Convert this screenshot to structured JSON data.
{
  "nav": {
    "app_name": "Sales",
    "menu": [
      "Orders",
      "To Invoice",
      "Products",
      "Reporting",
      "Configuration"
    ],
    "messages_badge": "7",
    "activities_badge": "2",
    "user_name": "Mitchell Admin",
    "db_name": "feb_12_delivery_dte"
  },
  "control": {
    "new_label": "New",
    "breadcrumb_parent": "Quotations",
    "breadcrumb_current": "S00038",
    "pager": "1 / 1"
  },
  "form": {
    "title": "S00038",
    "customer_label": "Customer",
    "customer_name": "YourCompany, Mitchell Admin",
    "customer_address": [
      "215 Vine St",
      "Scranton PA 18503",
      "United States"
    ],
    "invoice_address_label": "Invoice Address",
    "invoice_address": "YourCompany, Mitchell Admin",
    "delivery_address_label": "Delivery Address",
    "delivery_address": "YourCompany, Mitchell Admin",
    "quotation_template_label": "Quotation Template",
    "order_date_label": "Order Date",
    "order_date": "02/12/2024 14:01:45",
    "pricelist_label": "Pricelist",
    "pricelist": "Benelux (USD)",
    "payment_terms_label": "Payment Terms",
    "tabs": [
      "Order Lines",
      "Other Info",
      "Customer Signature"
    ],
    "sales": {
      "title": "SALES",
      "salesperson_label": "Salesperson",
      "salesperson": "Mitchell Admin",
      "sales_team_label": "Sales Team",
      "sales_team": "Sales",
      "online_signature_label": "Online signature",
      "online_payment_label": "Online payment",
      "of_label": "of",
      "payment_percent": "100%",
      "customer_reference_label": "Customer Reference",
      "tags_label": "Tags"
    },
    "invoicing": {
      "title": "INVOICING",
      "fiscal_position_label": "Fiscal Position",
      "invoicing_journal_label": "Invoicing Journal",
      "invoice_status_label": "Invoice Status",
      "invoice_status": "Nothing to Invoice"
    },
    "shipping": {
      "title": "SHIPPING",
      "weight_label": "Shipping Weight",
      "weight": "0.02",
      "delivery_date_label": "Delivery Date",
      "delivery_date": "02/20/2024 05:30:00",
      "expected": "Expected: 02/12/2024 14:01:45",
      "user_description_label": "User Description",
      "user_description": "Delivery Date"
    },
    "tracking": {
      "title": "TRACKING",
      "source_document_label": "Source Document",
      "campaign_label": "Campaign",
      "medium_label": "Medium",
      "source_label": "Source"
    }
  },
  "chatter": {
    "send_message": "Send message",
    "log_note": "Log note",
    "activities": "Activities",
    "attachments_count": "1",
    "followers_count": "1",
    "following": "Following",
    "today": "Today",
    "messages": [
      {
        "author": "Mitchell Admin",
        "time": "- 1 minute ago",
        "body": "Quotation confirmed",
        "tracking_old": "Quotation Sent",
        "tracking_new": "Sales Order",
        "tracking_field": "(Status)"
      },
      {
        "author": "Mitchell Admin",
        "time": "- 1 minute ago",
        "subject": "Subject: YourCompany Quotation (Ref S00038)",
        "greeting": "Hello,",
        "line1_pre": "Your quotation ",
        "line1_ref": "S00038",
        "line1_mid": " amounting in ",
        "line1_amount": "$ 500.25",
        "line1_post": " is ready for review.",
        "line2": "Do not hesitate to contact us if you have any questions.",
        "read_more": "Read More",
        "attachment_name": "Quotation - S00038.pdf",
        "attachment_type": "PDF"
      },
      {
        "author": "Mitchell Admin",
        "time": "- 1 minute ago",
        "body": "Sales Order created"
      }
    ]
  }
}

▸ **SET TASK**:
Extract the whole listing, character for character.

▸ **RESULT**:
Convert this screenshot to structured JSON data.
{
  "nav": {
    "app_name": "Sales",
    "menu": [
      "Orders",
      "To Invoice",
      "Products",
      "Reporting",
      "Configuration"
    ],
    "messages_badge": "7",
    "activities_badge": "2",
    "user_name": "Mitchell Admin",
    "db_name": "feb_12_delivery_dte"
  },
  "control": {
    "new_label": "New",
    "breadcrumb_parent": "Quotations",
    "breadcrumb_current": "S00038",
    "pager": "1 / 1"
  },
  "form": {
    "title": "S00038",
    "customer_label": "Customer",
    "customer_name": "YourCompany, Mitchell Admin",
    "customer_address": [
      "215 Vine St",
      "Scranton PA 18503",
      "United States"
    ],
    "invoice_address_label": "Invoice Address",
    "invoice_address": "YourCompany, Mitchell Admin",
    "delivery_address_label": "Delivery Address",
    "delivery_address": "YourCompany, Mitchell Admin",
    "quotation_template_label": "Quotation Template",
    "order_date_label": "Order Date",
    "order_date": "02/12/2024 14:01:45",
    "pricelist_label": "Pricelist",
    "pricelist": "Benelux (USD)",
    "payment_terms_label": "Payment Terms",
    "tabs": [
      "Order Lines",
      "Other Info",
      "Customer Signature"
    ],
    "sales": {
      "title": "SALES",
      "salesperson_label": "Salesperson",
      "salesperson": "Mitchell Admin",
      "sales_team_label": "Sales Team",
      "sales_team": "Sales",
      "online_signature_label": "Online signature",
      "online_payment_label": "Online payment",
      "of_label": "of",
      "payment_percent": "100%",
      "customer_reference_label": "Customer Reference",
      "tags_label": "Tags"
    },
    "invoicing": {
      "title": "INVOICING",
      "fiscal_position_label": "Fiscal Position",
      "invoicing_journal_label": "Invoicing Journal",
      "invoice_status_label": "Invoice Status",
      "invoice_status": "Nothing to Invoice"
    },
    "shipping": {
      "title": "SHIPPING",
      "weight_label": "Shipping Weight",
      "weight": "0.02",
      "delivery_date_label": "Delivery Date",
      "delivery_date": "02/20/2024 05:30:00",
      "expected": "Expected: 02/12/2024 14:01:45",
      "user_description_label": "User Description",
      "user_description": "Delivery Date"
    },
    "tracking": {
      "title": "TRACKING",
      "source_document_label": "Source Document",
      "campaign_label": "Campaign",
      "medium_label": "Medium",
      "source_label": "Source"
    }
  },
  "chatter": {
    "send_message": "Send message",
    "log_note": "Log note",
    "activities": "Activities",
    "attachments_count": "1",
    "followers_count": "1",
    "following": "Following",
    "today": "Today",
    "messages": [
      {
        "author": "Mitchell Admin",
        "time": "- 1 minute ago",
        "body": "Quotation confirmed",
        "tracking_old": "Quotation Sent",
        "tracking_new": "Sales Order",
        "tracking_field": "(Status)"
      },
      {
        "author": "Mitchell Admin",
        "time": "- 1 minute ago",
        "subject": "Subject: YourCompany Quotation (Ref S00038)",
        "greeting": "Hello,",
        "line1_pre": "Your quotation ",
        "line1_ref": "S00038",
        "line1_mid": " amounting in ",
        "line1_amount": "$ 500.25",
        "line1_post": " is ready for review.",
        "line2": "Do not hesitate to contact us if you have any questions.",
        "read_more": "Read More",
        "attachment_name": "Quotation - S00038.pdf",
        "attachment_type": "PDF"
      },
      {
        "author": "Mitchell Admin",
        "time": "- 1 minute ago",
        "body": "Sales Order created"
      }
    ]
  }
}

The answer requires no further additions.